_SHORT EXERCISE_
Repeat word for word the part of the Wendell Berry passage below that runs from "I first learned" up to and including "the Unpredictable Plant).".
-- Begin GIVEN PASSAGE --
Every now and then someone will ask me about my favorite writers. Almost always, the first name that comes to mind is Wendell Berry. And most of the time, when I say his name I get a look of confusion, like, who is Wendell Berry?

Wendell Berry is a conservationist, farmer, essayist, novelist, professor of English and poet. He was born in 1934 in Henry County, Kentucky where he now lives on a farm. He earned a bachelor’s degree from the University of Kentucky in 1956. In 1958, he received a Wallace Stegner Fellowship from Stanford University, which is just down the road from where I live. Berry has taught at Stanford and many other universities. He’s the author of more than 40 books. He’s won numerous awards and honors. Although he has written many nonfiction books, my favorites are his fictional Port William series. The New York Times has called Berry the “prophet of rural America.”

I first learned about Wendell Berry from fellow pastor, Eugene Peterson, who writes, “Wendell Berry is a writer from whom I have learned much of my pastoral theology. Berry is a farmer in Kentucky. On this farm, besides plowing fields, planting crops, and working horses, he writes novels and poems and essays. The importance of place is a recurrent theme — place embraced and loved, understood and honored. Whenever Berry writes the word ‘farm,’ I substitute ‘parish’: the sentence works for me every time” (Under the Unpredictable Plant).
-- End GIVEN PASSAGE --
-- Begin DATA BLOCK --
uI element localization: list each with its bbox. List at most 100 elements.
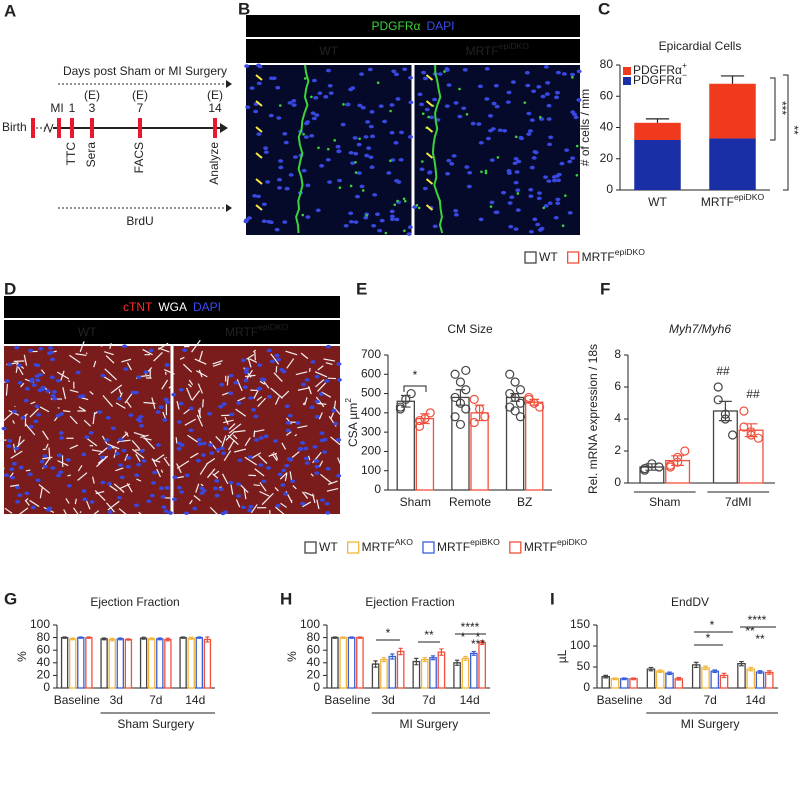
-- End DATA BLOCK --
_EXPECTED OUTPUT_
I first learned about Wendell Berry from fellow pastor, Eugene Peterson, who writes, “Wendell Berry is a writer from whom I have learned much of my pastoral theology. Berry is a farmer in Kentucky. On this farm, besides plowing fields, planting crops, and working horses, he writes novels and poems and essays. The importance of place is a recurrent theme — place embraced and loved, understood and honored. Whenever Berry writes the word ‘farm,’ I substitute ‘parish’: the sentence works for me every time” (Under the Unpredictable Plant).